Given request: Give the number of lines in the records below that include "this". Reply with that number alone.

BEGIN Supplied data

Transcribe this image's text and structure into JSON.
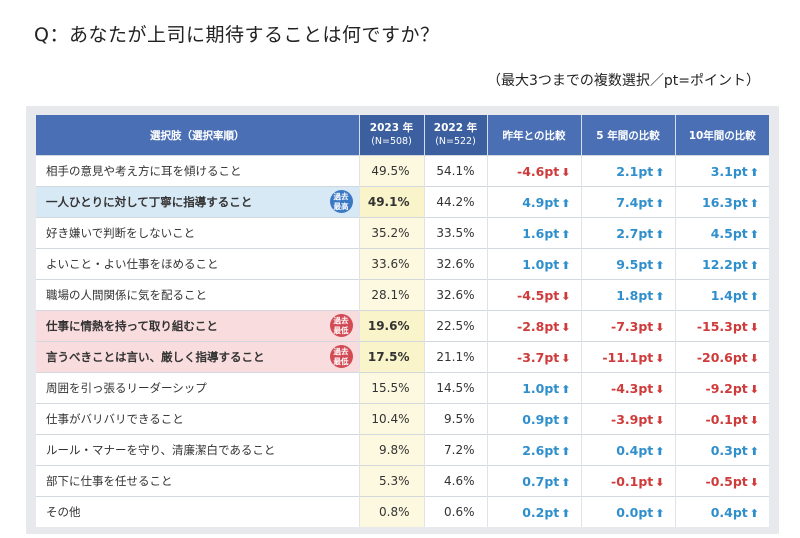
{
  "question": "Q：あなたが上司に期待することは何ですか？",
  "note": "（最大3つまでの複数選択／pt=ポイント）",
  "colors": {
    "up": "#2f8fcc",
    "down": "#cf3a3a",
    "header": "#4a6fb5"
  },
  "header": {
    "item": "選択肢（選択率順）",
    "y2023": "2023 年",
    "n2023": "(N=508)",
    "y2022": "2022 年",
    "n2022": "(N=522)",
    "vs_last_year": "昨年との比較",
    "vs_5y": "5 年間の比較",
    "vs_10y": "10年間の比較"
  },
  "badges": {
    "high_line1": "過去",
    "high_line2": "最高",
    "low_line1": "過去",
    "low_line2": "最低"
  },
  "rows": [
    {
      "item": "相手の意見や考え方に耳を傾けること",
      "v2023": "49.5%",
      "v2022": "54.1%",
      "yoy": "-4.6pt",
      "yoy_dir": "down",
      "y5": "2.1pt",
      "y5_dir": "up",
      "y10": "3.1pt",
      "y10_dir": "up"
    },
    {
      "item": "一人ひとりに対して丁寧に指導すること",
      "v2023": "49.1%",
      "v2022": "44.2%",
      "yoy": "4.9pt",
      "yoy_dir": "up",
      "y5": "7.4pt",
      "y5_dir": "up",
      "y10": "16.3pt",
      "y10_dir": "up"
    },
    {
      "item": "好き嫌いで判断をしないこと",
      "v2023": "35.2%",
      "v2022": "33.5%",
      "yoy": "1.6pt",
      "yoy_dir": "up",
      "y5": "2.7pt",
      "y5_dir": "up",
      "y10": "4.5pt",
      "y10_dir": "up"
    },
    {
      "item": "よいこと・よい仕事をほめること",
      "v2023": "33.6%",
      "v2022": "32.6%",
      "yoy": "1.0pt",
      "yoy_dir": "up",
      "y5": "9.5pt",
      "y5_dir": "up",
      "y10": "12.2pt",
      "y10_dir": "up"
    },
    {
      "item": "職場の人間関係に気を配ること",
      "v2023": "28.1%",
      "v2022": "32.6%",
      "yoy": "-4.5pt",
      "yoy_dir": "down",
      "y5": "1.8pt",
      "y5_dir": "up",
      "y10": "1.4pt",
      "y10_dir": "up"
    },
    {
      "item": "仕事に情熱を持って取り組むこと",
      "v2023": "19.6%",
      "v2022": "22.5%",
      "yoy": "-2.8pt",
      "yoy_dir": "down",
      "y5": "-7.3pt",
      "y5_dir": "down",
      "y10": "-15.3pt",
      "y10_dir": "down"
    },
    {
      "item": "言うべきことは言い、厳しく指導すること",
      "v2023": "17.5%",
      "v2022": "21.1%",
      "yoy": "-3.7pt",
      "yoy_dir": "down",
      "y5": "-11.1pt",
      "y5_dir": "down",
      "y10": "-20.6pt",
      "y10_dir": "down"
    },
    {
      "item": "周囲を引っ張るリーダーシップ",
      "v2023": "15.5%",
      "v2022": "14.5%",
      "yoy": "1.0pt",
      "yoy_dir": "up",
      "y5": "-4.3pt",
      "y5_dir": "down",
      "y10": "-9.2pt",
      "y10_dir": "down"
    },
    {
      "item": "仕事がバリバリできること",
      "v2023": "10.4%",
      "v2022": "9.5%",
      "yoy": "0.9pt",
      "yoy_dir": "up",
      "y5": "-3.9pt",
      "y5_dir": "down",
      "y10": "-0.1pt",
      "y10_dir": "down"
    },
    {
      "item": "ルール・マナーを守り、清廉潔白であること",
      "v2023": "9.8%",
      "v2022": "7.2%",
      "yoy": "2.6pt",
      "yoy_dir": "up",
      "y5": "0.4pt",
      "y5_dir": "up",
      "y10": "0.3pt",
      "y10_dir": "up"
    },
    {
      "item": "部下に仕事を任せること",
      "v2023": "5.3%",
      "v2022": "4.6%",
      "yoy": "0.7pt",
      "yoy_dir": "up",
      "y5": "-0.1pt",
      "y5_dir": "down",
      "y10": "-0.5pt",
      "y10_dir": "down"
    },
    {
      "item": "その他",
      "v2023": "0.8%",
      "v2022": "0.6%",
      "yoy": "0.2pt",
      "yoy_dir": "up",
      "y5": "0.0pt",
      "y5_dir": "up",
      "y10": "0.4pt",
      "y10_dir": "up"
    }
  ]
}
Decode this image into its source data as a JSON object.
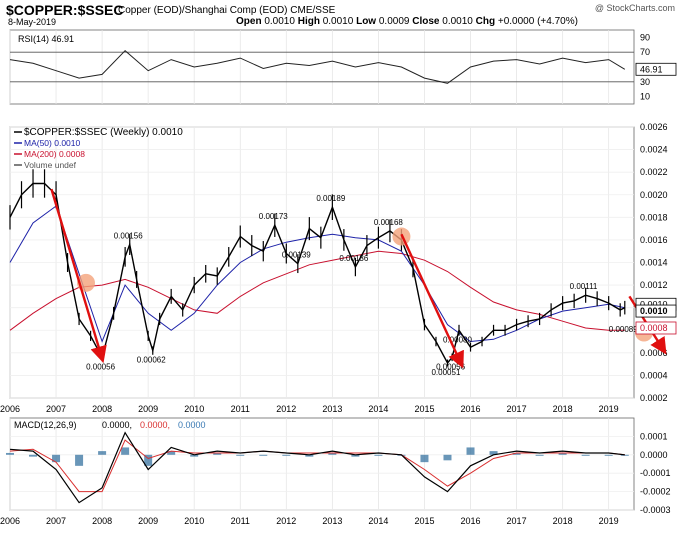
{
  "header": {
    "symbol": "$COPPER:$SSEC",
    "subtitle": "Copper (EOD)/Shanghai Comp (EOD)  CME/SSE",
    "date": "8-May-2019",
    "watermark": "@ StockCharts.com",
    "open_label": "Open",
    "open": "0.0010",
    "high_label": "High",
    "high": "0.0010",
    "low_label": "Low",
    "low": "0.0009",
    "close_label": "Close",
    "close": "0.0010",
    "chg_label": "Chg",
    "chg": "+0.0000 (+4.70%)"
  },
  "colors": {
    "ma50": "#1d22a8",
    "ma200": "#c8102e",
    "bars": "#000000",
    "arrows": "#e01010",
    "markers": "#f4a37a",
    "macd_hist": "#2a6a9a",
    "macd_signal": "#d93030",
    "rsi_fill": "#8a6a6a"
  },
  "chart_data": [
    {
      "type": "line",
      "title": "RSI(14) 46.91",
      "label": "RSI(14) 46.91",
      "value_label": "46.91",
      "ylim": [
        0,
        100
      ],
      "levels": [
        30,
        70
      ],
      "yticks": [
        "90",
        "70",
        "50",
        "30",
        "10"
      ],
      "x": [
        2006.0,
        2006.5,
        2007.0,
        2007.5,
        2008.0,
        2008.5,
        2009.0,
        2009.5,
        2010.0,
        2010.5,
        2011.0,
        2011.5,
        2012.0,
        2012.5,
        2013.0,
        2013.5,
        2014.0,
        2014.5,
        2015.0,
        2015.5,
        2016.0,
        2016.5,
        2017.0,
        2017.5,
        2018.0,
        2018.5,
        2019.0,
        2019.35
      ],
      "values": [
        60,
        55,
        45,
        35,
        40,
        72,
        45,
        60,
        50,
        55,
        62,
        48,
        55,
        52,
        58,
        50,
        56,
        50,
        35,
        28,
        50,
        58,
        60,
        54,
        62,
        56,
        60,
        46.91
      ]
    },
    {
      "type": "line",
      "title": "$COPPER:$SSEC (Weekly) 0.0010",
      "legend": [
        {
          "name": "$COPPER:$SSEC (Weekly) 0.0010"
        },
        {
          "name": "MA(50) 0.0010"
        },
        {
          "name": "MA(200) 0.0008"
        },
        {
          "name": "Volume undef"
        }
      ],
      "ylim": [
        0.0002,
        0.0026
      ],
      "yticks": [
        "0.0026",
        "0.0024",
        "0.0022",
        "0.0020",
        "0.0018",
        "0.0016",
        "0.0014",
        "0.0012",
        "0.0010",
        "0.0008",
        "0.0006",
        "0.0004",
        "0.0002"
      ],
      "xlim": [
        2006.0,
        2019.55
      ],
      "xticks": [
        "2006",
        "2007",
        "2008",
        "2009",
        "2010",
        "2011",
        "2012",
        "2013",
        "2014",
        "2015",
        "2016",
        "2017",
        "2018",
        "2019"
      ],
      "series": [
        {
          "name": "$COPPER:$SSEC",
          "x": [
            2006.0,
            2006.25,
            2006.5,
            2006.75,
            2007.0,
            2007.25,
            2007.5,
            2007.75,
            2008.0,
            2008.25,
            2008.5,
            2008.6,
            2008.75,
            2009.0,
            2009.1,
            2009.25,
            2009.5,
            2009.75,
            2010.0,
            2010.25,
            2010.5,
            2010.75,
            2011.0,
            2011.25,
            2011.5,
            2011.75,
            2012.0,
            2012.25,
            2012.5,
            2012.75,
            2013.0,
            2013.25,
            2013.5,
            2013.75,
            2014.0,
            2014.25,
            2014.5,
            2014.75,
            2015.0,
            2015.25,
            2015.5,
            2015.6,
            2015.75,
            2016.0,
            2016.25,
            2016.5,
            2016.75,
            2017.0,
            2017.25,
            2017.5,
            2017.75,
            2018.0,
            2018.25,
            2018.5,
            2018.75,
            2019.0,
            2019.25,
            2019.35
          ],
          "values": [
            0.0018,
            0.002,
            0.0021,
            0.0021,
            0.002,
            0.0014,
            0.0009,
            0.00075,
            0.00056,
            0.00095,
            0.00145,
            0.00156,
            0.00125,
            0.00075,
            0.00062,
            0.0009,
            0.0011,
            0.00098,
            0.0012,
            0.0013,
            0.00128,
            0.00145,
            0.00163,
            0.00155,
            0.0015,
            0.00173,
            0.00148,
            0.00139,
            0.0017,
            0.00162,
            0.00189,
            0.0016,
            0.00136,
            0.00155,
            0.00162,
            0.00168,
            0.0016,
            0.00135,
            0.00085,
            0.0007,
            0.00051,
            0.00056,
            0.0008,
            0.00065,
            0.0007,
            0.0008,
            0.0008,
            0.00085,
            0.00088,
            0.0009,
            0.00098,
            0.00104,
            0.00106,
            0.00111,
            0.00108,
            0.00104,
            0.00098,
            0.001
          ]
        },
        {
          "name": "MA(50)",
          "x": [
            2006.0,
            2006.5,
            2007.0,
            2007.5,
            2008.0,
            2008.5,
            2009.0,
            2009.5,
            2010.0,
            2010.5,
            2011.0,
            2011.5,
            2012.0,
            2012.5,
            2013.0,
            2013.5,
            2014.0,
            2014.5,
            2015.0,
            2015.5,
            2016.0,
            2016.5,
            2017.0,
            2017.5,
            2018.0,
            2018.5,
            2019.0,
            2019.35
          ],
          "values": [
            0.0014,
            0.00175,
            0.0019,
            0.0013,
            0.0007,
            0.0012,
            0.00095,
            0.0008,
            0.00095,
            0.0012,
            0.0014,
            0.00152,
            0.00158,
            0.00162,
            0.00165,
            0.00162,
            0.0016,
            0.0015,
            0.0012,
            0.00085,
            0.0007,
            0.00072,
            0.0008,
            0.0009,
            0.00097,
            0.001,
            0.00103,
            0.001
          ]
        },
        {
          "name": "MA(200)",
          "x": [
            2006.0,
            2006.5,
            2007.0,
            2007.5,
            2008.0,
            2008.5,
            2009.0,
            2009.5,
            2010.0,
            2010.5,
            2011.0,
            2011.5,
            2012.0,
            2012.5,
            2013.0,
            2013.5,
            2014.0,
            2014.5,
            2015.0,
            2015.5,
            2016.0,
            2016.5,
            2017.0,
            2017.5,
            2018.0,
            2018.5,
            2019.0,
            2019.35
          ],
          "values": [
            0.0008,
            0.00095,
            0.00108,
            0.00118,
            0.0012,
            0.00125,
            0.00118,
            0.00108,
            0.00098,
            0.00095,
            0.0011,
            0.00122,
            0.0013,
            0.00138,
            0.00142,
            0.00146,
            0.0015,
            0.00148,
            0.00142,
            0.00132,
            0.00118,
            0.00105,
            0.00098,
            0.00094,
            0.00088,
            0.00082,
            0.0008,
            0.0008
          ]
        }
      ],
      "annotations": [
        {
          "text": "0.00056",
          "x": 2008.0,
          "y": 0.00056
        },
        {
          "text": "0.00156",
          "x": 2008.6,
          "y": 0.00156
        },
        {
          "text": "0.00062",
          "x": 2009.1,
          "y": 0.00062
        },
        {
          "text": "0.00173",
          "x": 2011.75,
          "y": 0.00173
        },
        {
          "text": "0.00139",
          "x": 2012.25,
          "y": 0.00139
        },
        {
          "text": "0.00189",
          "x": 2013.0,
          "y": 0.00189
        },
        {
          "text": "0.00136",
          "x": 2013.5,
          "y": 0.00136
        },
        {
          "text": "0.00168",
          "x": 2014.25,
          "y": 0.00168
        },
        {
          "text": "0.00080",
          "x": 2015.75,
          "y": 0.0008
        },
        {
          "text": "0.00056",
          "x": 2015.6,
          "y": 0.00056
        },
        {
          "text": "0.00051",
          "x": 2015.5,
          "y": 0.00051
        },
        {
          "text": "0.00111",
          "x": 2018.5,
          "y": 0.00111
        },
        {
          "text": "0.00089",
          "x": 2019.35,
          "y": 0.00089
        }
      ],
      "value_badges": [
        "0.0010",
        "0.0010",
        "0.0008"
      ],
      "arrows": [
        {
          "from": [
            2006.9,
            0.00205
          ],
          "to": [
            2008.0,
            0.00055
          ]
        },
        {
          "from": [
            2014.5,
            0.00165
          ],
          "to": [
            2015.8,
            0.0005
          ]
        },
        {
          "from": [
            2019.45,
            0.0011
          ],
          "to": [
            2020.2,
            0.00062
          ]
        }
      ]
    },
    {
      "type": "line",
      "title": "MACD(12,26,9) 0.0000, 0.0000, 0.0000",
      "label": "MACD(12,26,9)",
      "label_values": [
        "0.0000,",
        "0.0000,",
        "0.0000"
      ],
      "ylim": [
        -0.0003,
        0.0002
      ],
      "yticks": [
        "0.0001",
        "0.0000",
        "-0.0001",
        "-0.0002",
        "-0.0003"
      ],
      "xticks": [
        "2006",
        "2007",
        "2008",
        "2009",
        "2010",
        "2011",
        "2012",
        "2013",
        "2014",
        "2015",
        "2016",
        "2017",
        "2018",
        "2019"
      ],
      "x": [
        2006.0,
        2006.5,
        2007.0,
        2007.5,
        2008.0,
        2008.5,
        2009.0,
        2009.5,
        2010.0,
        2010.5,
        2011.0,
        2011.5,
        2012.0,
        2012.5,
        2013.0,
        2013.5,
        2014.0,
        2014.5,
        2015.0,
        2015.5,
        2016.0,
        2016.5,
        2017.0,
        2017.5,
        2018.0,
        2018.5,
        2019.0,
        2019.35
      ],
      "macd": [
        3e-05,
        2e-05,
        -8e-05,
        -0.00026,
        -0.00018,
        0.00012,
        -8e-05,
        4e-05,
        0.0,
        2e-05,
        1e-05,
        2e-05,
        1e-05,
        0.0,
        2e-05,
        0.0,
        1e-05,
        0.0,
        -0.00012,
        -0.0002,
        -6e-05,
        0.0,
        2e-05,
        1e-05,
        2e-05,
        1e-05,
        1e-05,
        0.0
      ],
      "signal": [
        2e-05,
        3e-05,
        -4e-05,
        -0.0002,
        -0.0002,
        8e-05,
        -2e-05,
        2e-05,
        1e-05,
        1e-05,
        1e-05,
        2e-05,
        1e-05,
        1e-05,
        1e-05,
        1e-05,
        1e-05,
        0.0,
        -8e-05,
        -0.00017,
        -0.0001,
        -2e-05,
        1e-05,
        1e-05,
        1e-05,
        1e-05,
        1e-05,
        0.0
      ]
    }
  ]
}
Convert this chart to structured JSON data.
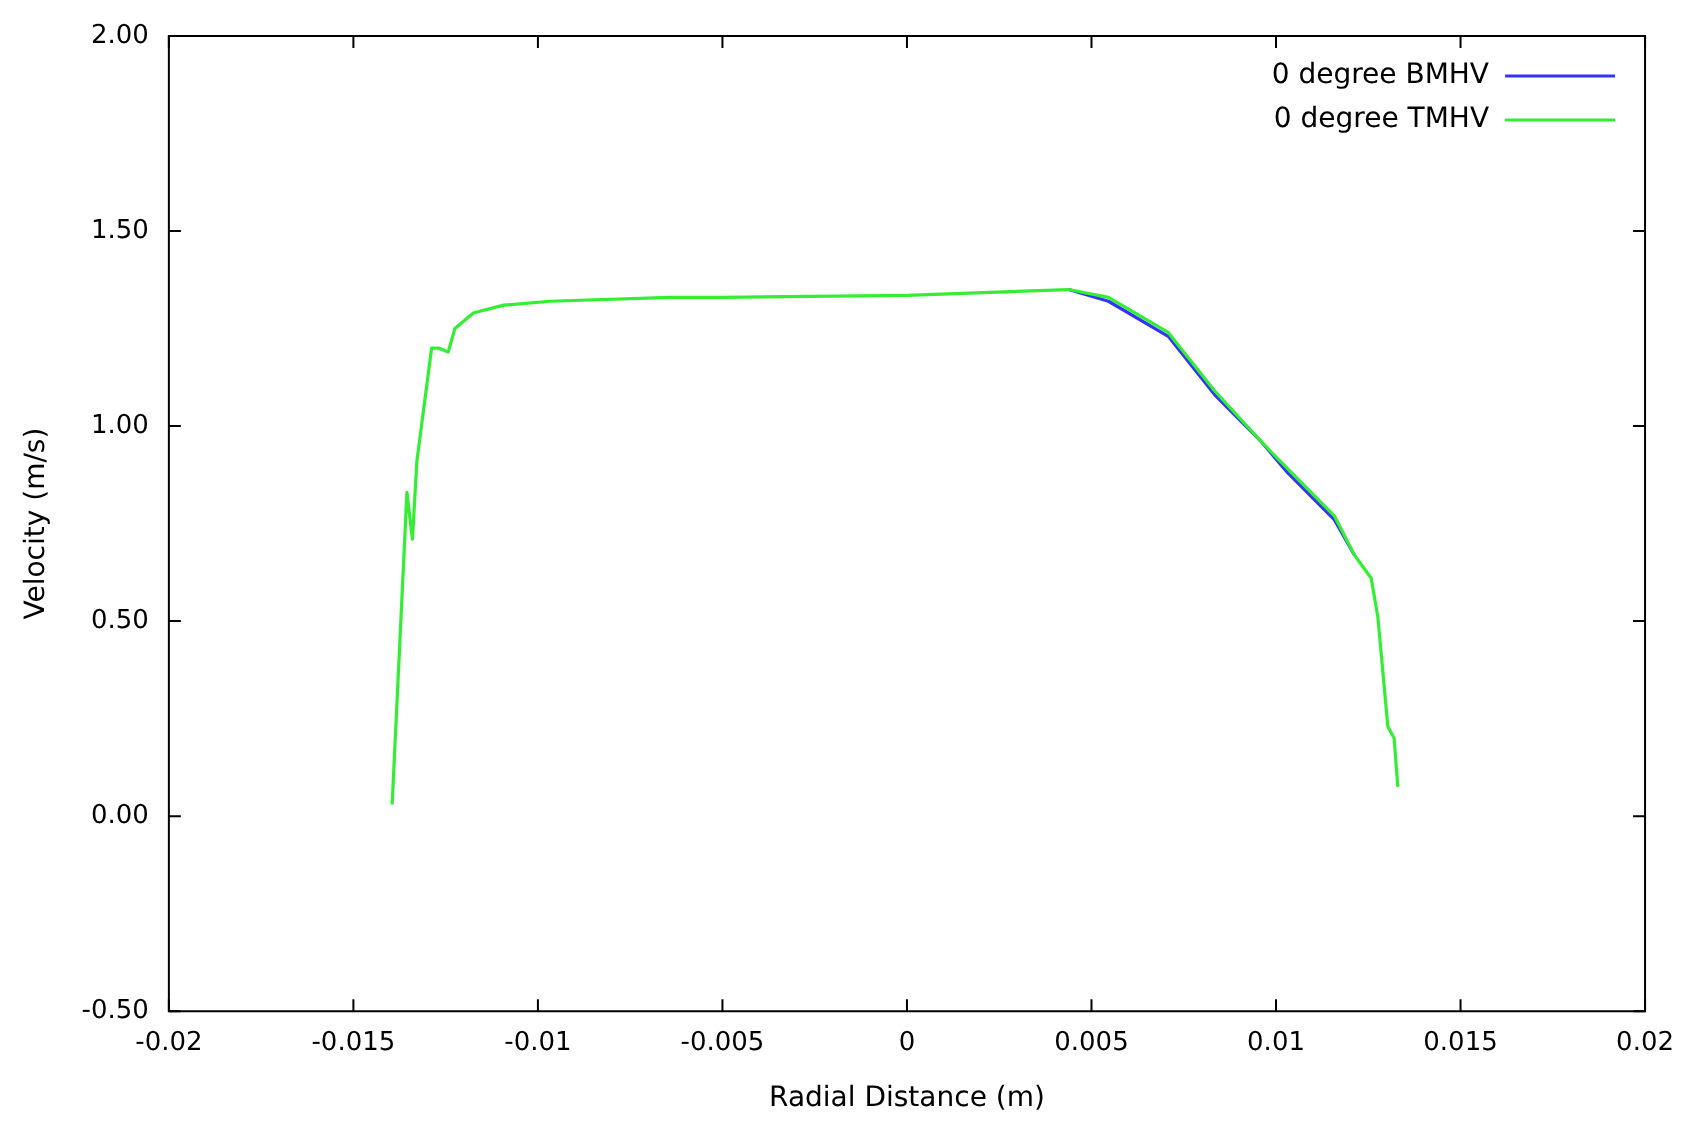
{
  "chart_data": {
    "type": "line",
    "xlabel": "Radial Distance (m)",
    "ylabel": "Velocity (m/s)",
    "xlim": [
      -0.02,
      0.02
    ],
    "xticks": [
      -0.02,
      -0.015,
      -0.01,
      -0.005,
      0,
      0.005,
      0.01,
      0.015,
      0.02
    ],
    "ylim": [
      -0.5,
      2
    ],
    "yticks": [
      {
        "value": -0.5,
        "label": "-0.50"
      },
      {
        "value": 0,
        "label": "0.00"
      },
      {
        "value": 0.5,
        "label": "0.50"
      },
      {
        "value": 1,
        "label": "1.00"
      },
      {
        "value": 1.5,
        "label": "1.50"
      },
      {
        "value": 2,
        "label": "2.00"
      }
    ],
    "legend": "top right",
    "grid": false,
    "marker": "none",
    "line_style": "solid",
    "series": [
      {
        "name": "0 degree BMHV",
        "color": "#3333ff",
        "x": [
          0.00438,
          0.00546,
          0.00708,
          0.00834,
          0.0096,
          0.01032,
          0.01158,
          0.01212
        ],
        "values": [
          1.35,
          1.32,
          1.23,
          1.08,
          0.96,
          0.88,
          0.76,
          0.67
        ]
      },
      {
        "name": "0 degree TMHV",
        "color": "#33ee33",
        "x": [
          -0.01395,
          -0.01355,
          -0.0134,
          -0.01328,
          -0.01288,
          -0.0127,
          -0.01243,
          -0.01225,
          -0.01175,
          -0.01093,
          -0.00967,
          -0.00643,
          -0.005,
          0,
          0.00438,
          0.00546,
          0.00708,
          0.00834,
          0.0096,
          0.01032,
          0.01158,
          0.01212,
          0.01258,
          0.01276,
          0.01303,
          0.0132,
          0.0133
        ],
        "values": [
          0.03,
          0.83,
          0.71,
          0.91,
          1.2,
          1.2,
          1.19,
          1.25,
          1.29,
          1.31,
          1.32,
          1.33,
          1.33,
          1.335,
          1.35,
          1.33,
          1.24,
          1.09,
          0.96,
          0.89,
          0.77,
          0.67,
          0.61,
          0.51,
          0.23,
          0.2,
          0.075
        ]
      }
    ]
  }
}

END Supplied data

Exercise output: 3